(Figure record listings)
---+---

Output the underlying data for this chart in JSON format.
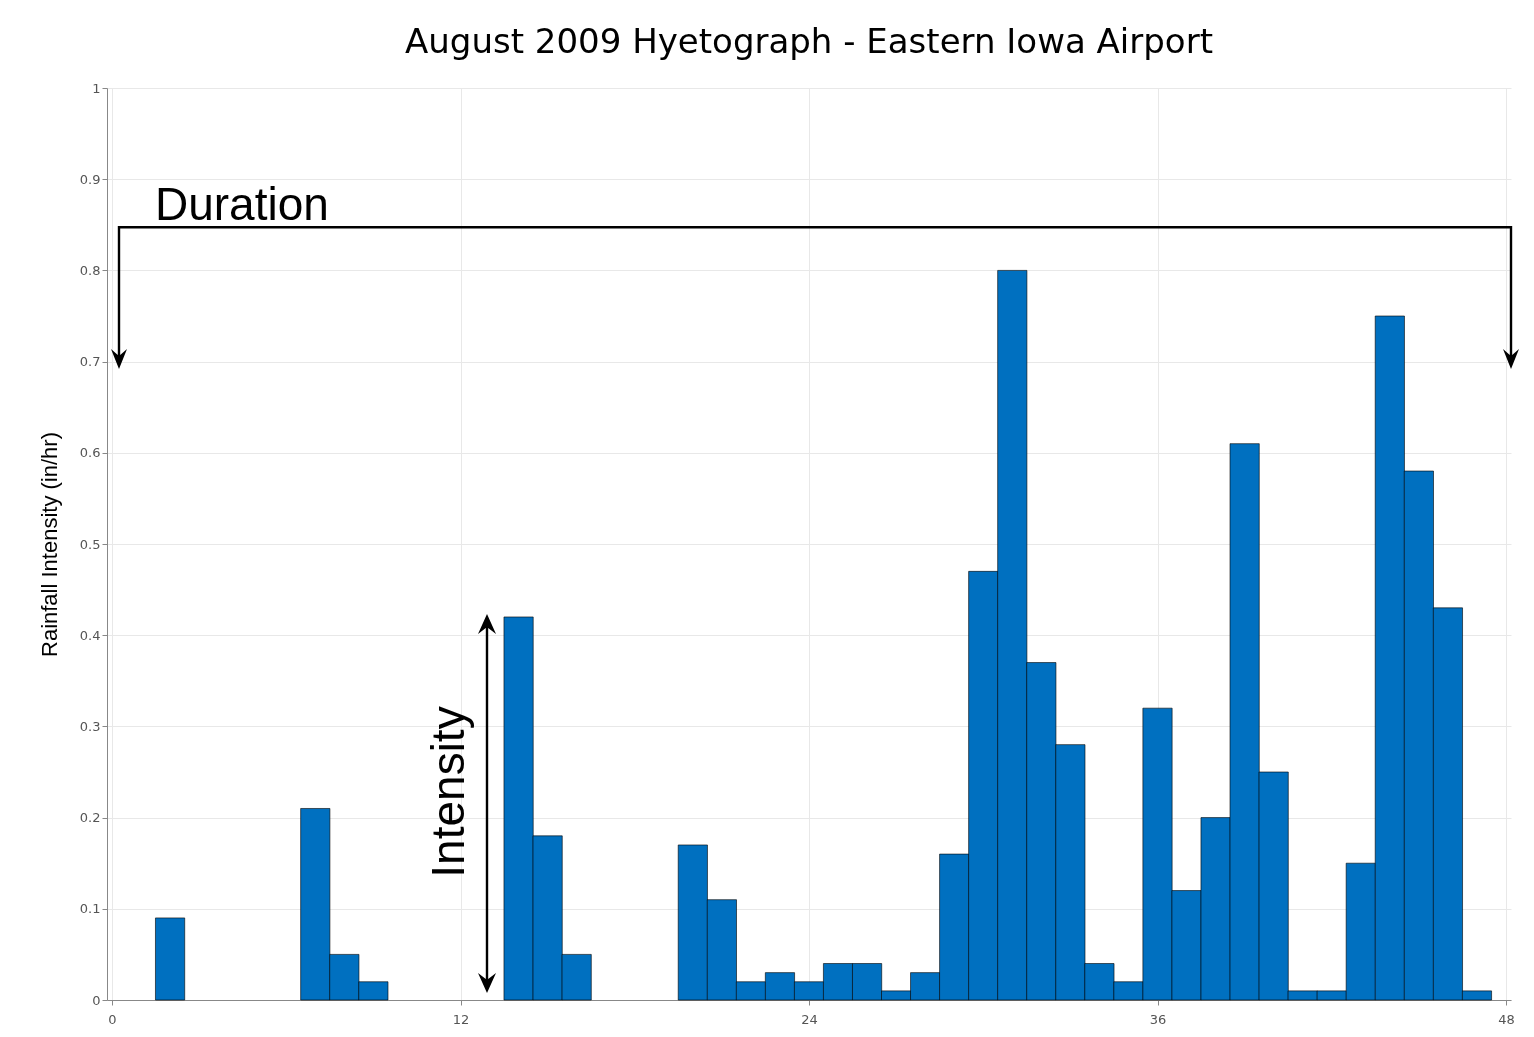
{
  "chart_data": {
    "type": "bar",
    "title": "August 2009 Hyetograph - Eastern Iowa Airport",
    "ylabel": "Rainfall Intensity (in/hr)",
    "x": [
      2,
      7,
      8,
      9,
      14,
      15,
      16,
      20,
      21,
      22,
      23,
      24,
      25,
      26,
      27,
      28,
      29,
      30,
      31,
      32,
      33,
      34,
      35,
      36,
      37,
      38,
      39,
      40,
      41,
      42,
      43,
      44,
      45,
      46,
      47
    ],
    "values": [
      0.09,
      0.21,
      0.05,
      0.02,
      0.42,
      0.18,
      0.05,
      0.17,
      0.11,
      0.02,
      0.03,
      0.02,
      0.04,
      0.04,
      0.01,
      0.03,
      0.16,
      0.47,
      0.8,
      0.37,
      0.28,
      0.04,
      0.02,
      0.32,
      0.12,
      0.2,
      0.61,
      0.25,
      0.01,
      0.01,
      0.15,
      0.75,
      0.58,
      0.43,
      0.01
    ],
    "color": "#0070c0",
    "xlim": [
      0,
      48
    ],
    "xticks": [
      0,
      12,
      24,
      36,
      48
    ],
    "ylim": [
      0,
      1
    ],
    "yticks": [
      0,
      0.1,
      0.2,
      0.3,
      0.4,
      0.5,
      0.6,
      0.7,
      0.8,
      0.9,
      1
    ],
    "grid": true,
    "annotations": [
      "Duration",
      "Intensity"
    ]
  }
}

---+---

PROBLEM: From start to finish, output the listing exactly, but omit its pictures.

THE REPLY:
Output the underlying data for this chart in JSON format.
{
  "chart_data": {
    "type": "bar",
    "title": "August 2009 Hyetograph - Eastern Iowa Airport",
    "ylabel": "Rainfall Intensity (in/hr)",
    "x": [
      2,
      7,
      8,
      9,
      14,
      15,
      16,
      20,
      21,
      22,
      23,
      24,
      25,
      26,
      27,
      28,
      29,
      30,
      31,
      32,
      33,
      34,
      35,
      36,
      37,
      38,
      39,
      40,
      41,
      42,
      43,
      44,
      45,
      46,
      47
    ],
    "values": [
      0.09,
      0.21,
      0.05,
      0.02,
      0.42,
      0.18,
      0.05,
      0.17,
      0.11,
      0.02,
      0.03,
      0.02,
      0.04,
      0.04,
      0.01,
      0.03,
      0.16,
      0.47,
      0.8,
      0.37,
      0.28,
      0.04,
      0.02,
      0.32,
      0.12,
      0.2,
      0.61,
      0.25,
      0.01,
      0.01,
      0.15,
      0.75,
      0.58,
      0.43,
      0.01
    ],
    "color": "#0070c0",
    "xlim": [
      0,
      48
    ],
    "xticks": [
      0,
      12,
      24,
      36,
      48
    ],
    "ylim": [
      0,
      1
    ],
    "yticks": [
      0,
      0.1,
      0.2,
      0.3,
      0.4,
      0.5,
      0.6,
      0.7,
      0.8,
      0.9,
      1
    ],
    "grid": true,
    "annotations": [
      "Duration",
      "Intensity"
    ]
  }
}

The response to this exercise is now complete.